Dataset excerpt
◇ ◇ ◇
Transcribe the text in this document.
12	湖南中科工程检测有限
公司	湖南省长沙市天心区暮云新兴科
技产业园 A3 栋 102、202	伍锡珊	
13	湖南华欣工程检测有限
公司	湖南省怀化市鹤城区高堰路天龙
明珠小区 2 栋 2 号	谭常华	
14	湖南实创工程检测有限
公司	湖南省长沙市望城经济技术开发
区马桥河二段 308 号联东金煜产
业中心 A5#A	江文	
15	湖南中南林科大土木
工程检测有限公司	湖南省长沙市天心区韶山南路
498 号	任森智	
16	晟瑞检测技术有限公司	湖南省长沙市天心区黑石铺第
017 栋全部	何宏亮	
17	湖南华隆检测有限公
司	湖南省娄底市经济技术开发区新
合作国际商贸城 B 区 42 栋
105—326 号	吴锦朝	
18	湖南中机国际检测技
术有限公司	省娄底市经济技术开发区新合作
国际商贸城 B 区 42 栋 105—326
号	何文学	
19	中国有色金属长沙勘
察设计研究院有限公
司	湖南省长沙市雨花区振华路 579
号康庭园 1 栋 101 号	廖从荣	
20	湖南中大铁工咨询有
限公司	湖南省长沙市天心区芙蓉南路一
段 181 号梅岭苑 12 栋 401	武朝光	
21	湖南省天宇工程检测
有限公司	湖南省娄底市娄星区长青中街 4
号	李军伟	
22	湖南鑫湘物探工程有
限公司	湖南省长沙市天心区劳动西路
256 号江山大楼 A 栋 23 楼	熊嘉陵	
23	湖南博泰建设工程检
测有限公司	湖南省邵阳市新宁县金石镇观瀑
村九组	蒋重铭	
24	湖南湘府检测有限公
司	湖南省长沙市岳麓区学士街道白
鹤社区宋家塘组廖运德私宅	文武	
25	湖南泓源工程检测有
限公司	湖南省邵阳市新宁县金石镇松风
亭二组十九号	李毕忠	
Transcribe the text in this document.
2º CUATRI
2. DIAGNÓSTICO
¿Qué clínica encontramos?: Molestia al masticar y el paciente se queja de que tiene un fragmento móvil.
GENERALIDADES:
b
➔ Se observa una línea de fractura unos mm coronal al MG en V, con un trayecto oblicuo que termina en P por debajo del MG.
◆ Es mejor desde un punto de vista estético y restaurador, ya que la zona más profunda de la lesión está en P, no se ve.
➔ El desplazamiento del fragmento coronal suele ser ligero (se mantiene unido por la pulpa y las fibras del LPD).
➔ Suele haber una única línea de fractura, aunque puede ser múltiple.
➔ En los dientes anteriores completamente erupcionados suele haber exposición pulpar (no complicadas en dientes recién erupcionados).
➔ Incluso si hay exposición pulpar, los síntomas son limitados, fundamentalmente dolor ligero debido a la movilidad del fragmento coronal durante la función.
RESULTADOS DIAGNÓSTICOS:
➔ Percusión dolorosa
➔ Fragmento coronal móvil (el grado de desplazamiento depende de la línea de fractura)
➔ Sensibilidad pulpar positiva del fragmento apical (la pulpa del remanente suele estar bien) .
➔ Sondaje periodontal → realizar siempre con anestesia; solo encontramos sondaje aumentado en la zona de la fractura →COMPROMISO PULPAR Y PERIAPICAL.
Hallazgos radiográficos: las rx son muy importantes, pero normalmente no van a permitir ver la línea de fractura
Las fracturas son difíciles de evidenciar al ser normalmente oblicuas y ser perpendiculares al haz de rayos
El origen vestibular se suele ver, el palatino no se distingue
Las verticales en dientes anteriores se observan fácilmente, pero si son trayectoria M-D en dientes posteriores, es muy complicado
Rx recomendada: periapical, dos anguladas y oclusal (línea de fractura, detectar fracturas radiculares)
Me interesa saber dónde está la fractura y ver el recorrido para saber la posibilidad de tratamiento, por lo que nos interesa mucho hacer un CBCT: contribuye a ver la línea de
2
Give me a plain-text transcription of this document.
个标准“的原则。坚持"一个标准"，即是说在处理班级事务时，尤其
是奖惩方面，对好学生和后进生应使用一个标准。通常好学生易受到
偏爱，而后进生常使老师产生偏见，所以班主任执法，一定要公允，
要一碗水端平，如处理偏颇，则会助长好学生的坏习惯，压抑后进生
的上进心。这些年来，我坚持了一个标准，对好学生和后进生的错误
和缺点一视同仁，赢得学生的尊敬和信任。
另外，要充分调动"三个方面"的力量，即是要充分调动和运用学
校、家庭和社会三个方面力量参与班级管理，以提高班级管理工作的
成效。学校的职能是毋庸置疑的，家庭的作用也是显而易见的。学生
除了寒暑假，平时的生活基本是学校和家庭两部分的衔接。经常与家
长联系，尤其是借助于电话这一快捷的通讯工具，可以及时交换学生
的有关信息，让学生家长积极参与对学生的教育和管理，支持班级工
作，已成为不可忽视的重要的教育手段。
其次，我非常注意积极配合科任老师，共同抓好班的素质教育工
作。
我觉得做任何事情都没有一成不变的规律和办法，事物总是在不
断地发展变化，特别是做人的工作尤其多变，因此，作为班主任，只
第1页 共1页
◇ ◇ ◇
WORK TO BE COMPLETED
Output the listing above exactly as it appears.

WRITTEN ANSWER
Transcribe the text in this document.
12	湖南中科工程检测有限
公司	湖南省长沙市天心区暮云新兴科
技产业园 A3 栋 102、202	伍锡珊	
13	湖南华欣工程检测有限
公司	湖南省怀化市鹤城区高堰路天龙
明珠小区 2 栋 2 号	谭常华	
14	湖南实创工程检测有限
公司	湖南省长沙市望城经济技术开发
区马桥河二段 308 号联东金煜产
业中心 A5#A	江文	
15	湖南中南林科大土木
工程检测有限公司	湖南省长沙市天心区韶山南路
498 号	任森智	
16	晟瑞检测技术有限公司	湖南省长沙市天心区黑石铺第
017 栋全部	何宏亮	
17	湖南华隆检测有限公
司	湖南省娄底市经济技术开发区新
合作国际商贸城 B 区 42 栋
105—326 号	吴锦朝	
18	湖南中机国际检测技
术有限公司	省娄底市经济技术开发区新合作
国际商贸城 B 区 42 栋 105—326
号	何文学	
19	中国有色金属长沙勘
察设计研究院有限公
司	湖南省长沙市雨花区振华路 579
号康庭园 1 栋 101 号	廖从荣	
20	湖南中大铁工咨询有
限公司	湖南省长沙市天心区芙蓉南路一
段 181 号梅岭苑 12 栋 401	武朝光	
21	湖南省天宇工程检测
有限公司	湖南省娄底市娄星区长青中街 4
号	李军伟	
22	湖南鑫湘物探工程有
限公司	湖南省长沙市天心区劳动西路
256 号江山大楼 A 栋 23 楼	熊嘉陵	
23	湖南博泰建设工程检
测有限公司	湖南省邵阳市新宁县金石镇观瀑
村九组	蒋重铭	
24	湖南湘府检测有限公
司	湖南省长沙市岳麓区学士街道白
鹤社区宋家塘组廖运德私宅	文武	
25	湖南泓源工程检测有
限公司	湖南省邵阳市新宁县金石镇松风
亭二组十九号	李毕忠	
Transcribe the text in this document.
2º CUATRI
2. DIAGNÓSTICO
¿Qué clínica encontramos?: Molestia al masticar y el paciente se queja de que tiene un fragmento móvil.
GENERALIDADES:
b
➔ Se observa una línea de fractura unos mm coronal al MG en V, con un trayecto oblicuo que termina en P por debajo del MG.
◆ Es mejor desde un punto de vista estético y restaurador, ya que la zona más profunda de la lesión está en P, no se ve.
➔ El desplazamiento del fragmento coronal suele ser ligero (se mantiene unido por la pulpa y las fibras del LPD).
➔ Suele haber una única línea de fractura, aunque puede ser múltiple.
➔ En los dientes anteriores completamente erupcionados suele haber exposición pulpar (no complicadas en dientes recién erupcionados).
➔ Incluso si hay exposición pulpar, los síntomas son limitados, fundamentalmente dolor ligero debido a la movilidad del fragmento coronal durante la función.
RESULTADOS DIAGNÓSTICOS:
➔ Percusión dolorosa
➔ Fragmento coronal móvil (el grado de desplazamiento depende de la línea de fractura)
➔ Sensibilidad pulpar positiva del fragmento apical (la pulpa del remanente suele estar bien) .
➔ Sondaje periodontal → realizar siempre con anestesia; solo encontramos sondaje aumentado en la zona de la fractura →COMPROMISO PULPAR Y PERIAPICAL.
Hallazgos radiográficos: las rx son muy importantes, pero normalmente no van a permitir ver la línea de fractura
Las fracturas son difíciles de evidenciar al ser normalmente oblicuas y ser perpendiculares al haz de rayos
El origen vestibular se suele ver, el palatino no se distingue
Las verticales en dientes anteriores se observan fácilmente, pero si son trayectoria M-D en dientes posteriores, es muy complicado
Rx recomendada: periapical, dos anguladas y oclusal (línea de fractura, detectar fracturas radiculares)
Me interesa saber dónde está la fractura y ver el recorrido para saber la posibilidad de tratamiento, por lo que nos interesa mucho hacer un CBCT: contribuye a ver la línea de
2
Give me a plain-text transcription of this document.
个标准“的原则。坚持"一个标准"，即是说在处理班级事务时，尤其
是奖惩方面，对好学生和后进生应使用一个标准。通常好学生易受到
偏爱，而后进生常使老师产生偏见，所以班主任执法，一定要公允，
要一碗水端平，如处理偏颇，则会助长好学生的坏习惯，压抑后进生
的上进心。这些年来，我坚持了一个标准，对好学生和后进生的错误
和缺点一视同仁，赢得学生的尊敬和信任。
另外，要充分调动"三个方面"的力量，即是要充分调动和运用学
校、家庭和社会三个方面力量参与班级管理，以提高班级管理工作的
成效。学校的职能是毋庸置疑的，家庭的作用也是显而易见的。学生
除了寒暑假，平时的生活基本是学校和家庭两部分的衔接。经常与家
长联系，尤其是借助于电话这一快捷的通讯工具，可以及时交换学生
的有关信息，让学生家长积极参与对学生的教育和管理，支持班级工
作，已成为不可忽视的重要的教育手段。
其次，我非常注意积极配合科任老师，共同抓好班的素质教育工
作。
我觉得做任何事情都没有一成不变的规律和办法，事物总是在不
断地发展变化，特别是做人的工作尤其多变，因此，作为班主任，只
第1页 共1页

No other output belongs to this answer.